■ Your instructions: In your copy, include no images and return each entry exactly as written.

■ Stored data:

*** Begin section ***

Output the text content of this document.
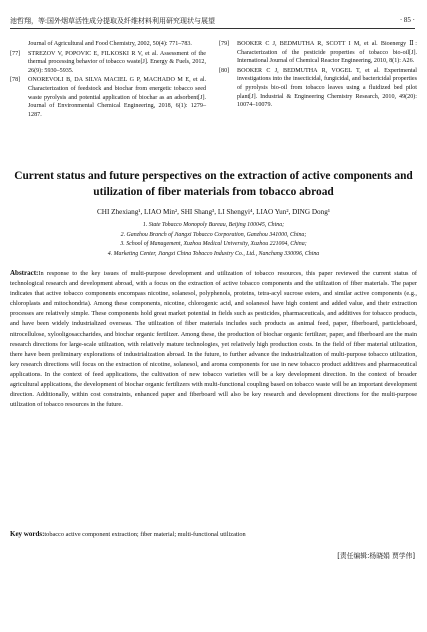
池哲翔，等:国外烟草活性成分提取及纤维材料利用研究现状与展望	· 85 ·
Journal of Agricultural and Food Chemistry, 2002, 50(4): 771–783.
[77] STREZOV V, POPOVIC E, FILKOSKI R V, et al. Assessment of the thermal processing behavior of tobacco waste[J]. Energy & Fuels, 2012, 26(9): 5930–5935.
[78] ONOREVOLI B, DA SILVA MACIEL G P, MACHADO M E, et al. Characterization of feedstock and biochar from energetic tobacco seed waste pyrolysis and potential application of biochar as an adsorbent[J]. Journal of Environmental Chemical Engineering, 2018, 6(1): 1279–1287.
[79] BOOKER C J, BEDMUTHA R, SCOTT I M, et al. Bioenergy Ⅱ: Characterization of the pesticide properties of tobacco bio-oil[J]. International Journal of Chemical Reactor Engineering, 2010, 8(1): A26.
[80] BOOKER C J, BEDMUTHA R, VOGEL T, et al. Experimental investigations into the insecticidal, fungicidal, and bactericidal properties of pyrolysis bio-oil from tobacco leaves using a fluidized bed pilot plant[J]. Industrial & Engineering Chemistry Research, 2010, 49(20): 10074–10079.
Current status and future perspectives on the extraction of active components and utilization of fiber materials from tobacco abroad
CHI Zhexiang¹, LIAO Min², SHI Shang³, LI Shengyi⁴, LIAO Yun², DING Dong¹
1. State Tobacco Monopoly Bureau, Beijing 100045, China;
2. Ganzhou Branch of Jiangxi Tobacco Corporation, Ganzhou 341000, China;
3. School of Management, Xuzhou Medical University, Xuzhou 221004, China;
4. Marketing Center, Jiangxi China Tobacco Industry Co., Ltd., Nanchang 330096, China
Abstract:In response to the key issues of multi-purpose development and utilization of tobacco resources, this paper reviewed the current status of technological research and development abroad, with a focus on the extraction of active tobacco components and the utilization of fiber materials. The paper indicates that active tobacco components encompass nicotine, solanesol, polyphenols, proteins, tetra-acyl sucrose esters, and similar active components (e.g., chloroplasts and mitochondria). Among these components, nicotine, chlorogenic acid, and solanesol have high content and added value, and their extraction processes are relatively simple. These components hold great market potential in fields such as pesticides, pharmaceuticals, and additives for tobacco products, and have been widely industrialized overseas. The utilization of fiber materials includes such products as animal feed, paper, fiberboard, particleboard, nitrocellulose, xylooligosaccharides, and biochar organic fertilizer. Among these, the production of biochar organic fertilizer, paper, and fiberboard are the main research directions for large-scale utilization, with relatively mature technologies, yet relatively high production costs. In the field of fiber material utilization, there have been preliminary explorations of industrialization abroad. In the future, to further advance the industrialization of multi-purpose tobacco utilization, key research directions will focus on the extraction of nicotine, solanesol, and aroma components for use in new tobacco product additives and pharmaceutical applications. In the context of feed applications, the cultivation of new tobacco varieties will be a key development direction. In the context of broader agricultural applications, the development of biochar organic fertilizers with multi-functional coupling based on tobacco waste will be an important development direction. Additionally, within cost constraints, enhanced paper and fiberboard will also be key research and development directions for the multi-purpose utilization of tobacco resources in the future.
Key words:tobacco active component extraction; fiber material; multi-functional utilization
[责任编辑:杨晓娟 贾学伟]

*** End section ***

■ Response to the task:
Output the text content of this document.
池哲翔，等:国外烟草活性成分提取及纤维材料利用研究现状与展望	· 85 ·
Journal of Agricultural and Food Chemistry, 2002, 50(4): 771–783.
[77] STREZOV V, POPOVIC E, FILKOSKI R V, et al. Assessment of the thermal processing behavior of tobacco waste[J]. Energy & Fuels, 2012, 26(9): 5930–5935.
[78] ONOREVOLI B, DA SILVA MACIEL G P, MACHADO M E, et al. Characterization of feedstock and biochar from energetic tobacco seed waste pyrolysis and potential application of biochar as an adsorbent[J]. Journal of Environmental Chemical Engineering, 2018, 6(1): 1279–1287.
[79] BOOKER C J, BEDMUTHA R, SCOTT I M, et al. Bioenergy Ⅱ: Characterization of the pesticide properties of tobacco bio-oil[J]. International Journal of Chemical Reactor Engineering, 2010, 8(1): A26.
[80] BOOKER C J, BEDMUTHA R, VOGEL T, et al. Experimental investigations into the insecticidal, fungicidal, and bactericidal properties of pyrolysis bio-oil from tobacco leaves using a fluidized bed pilot plant[J]. Industrial & Engineering Chemistry Research, 2010, 49(20): 10074–10079.
Current status and future perspectives on the extraction of active components and utilization of fiber materials from tobacco abroad
CHI Zhexiang¹, LIAO Min², SHI Shang³, LI Shengyi⁴, LIAO Yun², DING Dong¹
1. State Tobacco Monopoly Bureau, Beijing 100045, China;
2. Ganzhou Branch of Jiangxi Tobacco Corporation, Ganzhou 341000, China;
3. School of Management, Xuzhou Medical University, Xuzhou 221004, China;
4. Marketing Center, Jiangxi China Tobacco Industry Co., Ltd., Nanchang 330096, China
Abstract:In response to the key issues of multi-purpose development and utilization of tobacco resources, this paper reviewed the current status of technological research and development abroad, with a focus on the extraction of active tobacco components and the utilization of fiber materials. The paper indicates that active tobacco components encompass nicotine, solanesol, polyphenols, proteins, tetra-acyl sucrose esters, and similar active components (e.g., chloroplasts and mitochondria). Among these components, nicotine, chlorogenic acid, and solanesol have high content and added value, and their extraction processes are relatively simple. These components hold great market potential in fields such as pesticides, pharmaceuticals, and additives for tobacco products, and have been widely industrialized overseas. The utilization of fiber materials includes such products as animal feed, paper, fiberboard, particleboard, nitrocellulose, xylooligosaccharides, and biochar organic fertilizer. Among these, the production of biochar organic fertilizer, paper, and fiberboard are the main research directions for large-scale utilization, with relatively mature technologies, yet relatively high production costs. In the field of fiber material utilization, there have been preliminary explorations of industrialization abroad. In the future, to further advance the industrialization of multi-purpose tobacco utilization, key research directions will focus on the extraction of nicotine, solanesol, and aroma components for use in new tobacco product additives and pharmaceutical applications. In the context of feed applications, the cultivation of new tobacco varieties will be a key development direction. In the context of broader agricultural applications, the development of biochar organic fertilizers with multi-functional coupling based on tobacco waste will be an important development direction. Additionally, within cost constraints, enhanced paper and fiberboard will also be key research and development directions for the multi-purpose utilization of tobacco resources in the future.
Key words:tobacco active component extraction; fiber material; multi-functional utilization
[责任编辑:杨晓娟 贾学伟]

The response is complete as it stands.